AIM: Search the records below for the word "甲方单位" and show every line where it occurs.

=-=-=-=-=

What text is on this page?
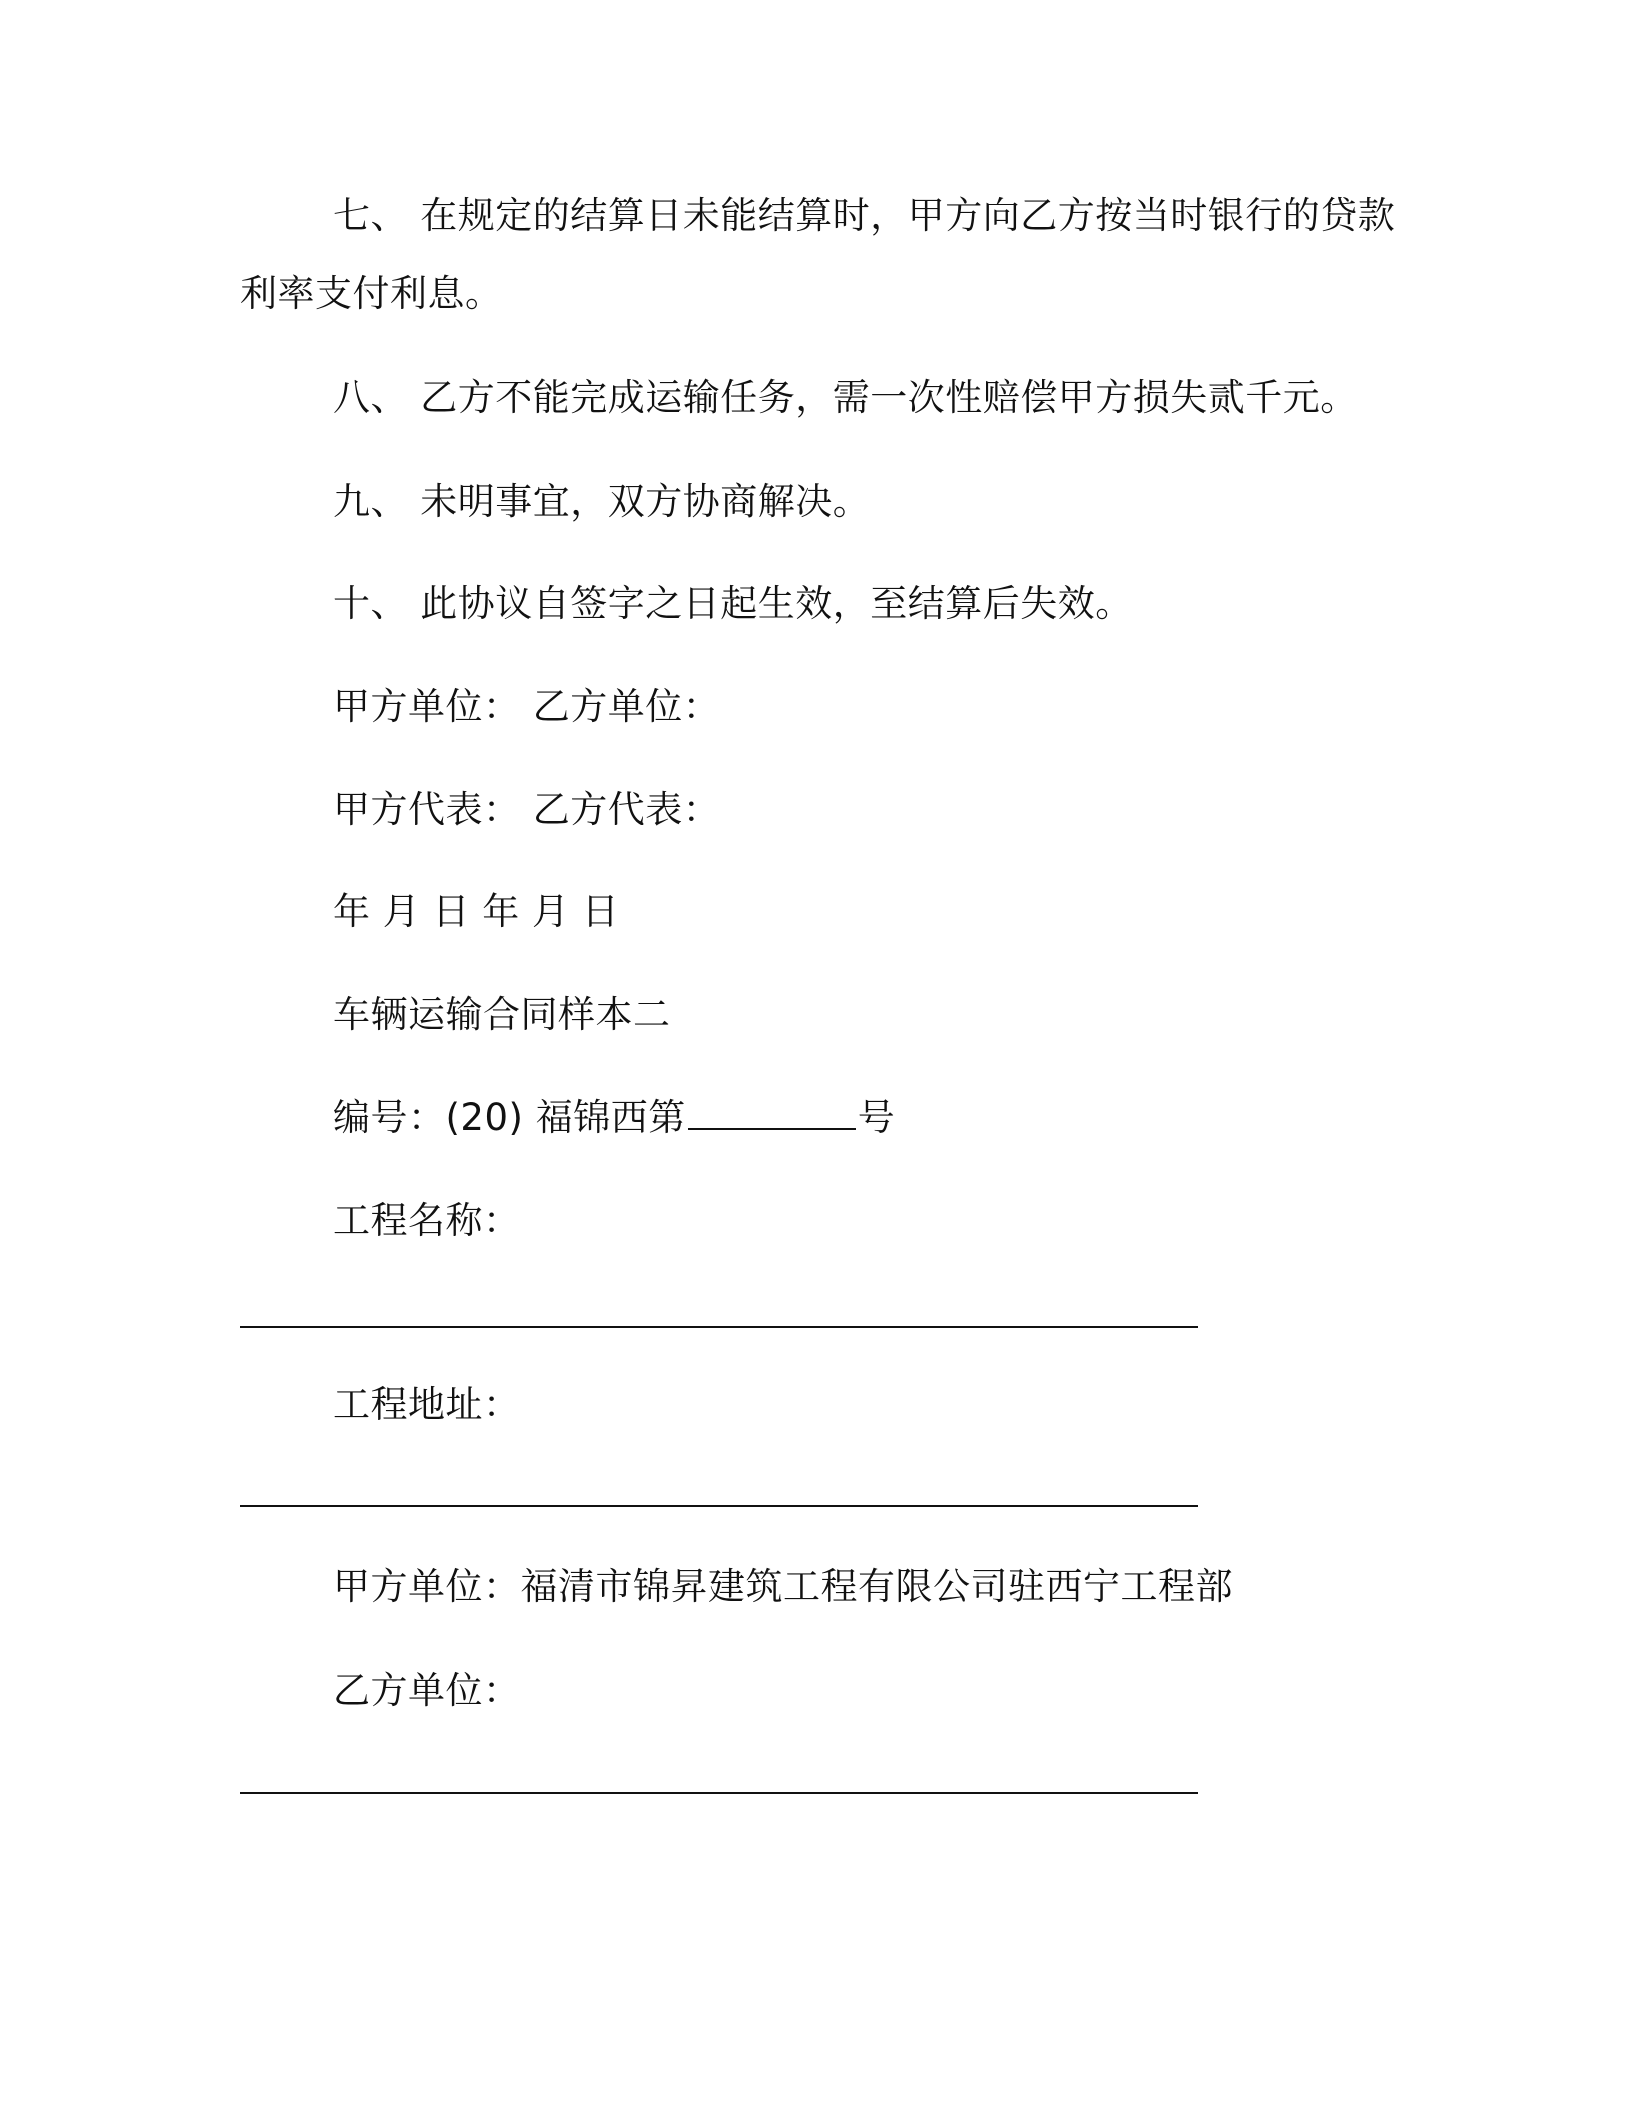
七、 在规定的结算日未能结算时，甲方向乙方按当时银行的贷款
利率支付利息。
八、 乙方不能完成运输任务，需一次性赔偿甲方损失贰千元。
九、 未明事宜，双方协商解决。
十、 此协议自签字之日起生效，至结算后失效。
甲方单位： 乙方单位：
甲方代表： 乙方代表：
年 月 日 年 月 日
车辆运输合同样本二
编号：(20) 福锦西第	号
工程名称：
工程地址：
甲方单位：福清市锦昇建筑工程有限公司驻西宁工程部
乙方单位：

=-=-=-=-=

WRITTEN SOLUTION:
甲方单位： 乙方单位：
甲方单位：福清市锦昇建筑工程有限公司驻西宁工程部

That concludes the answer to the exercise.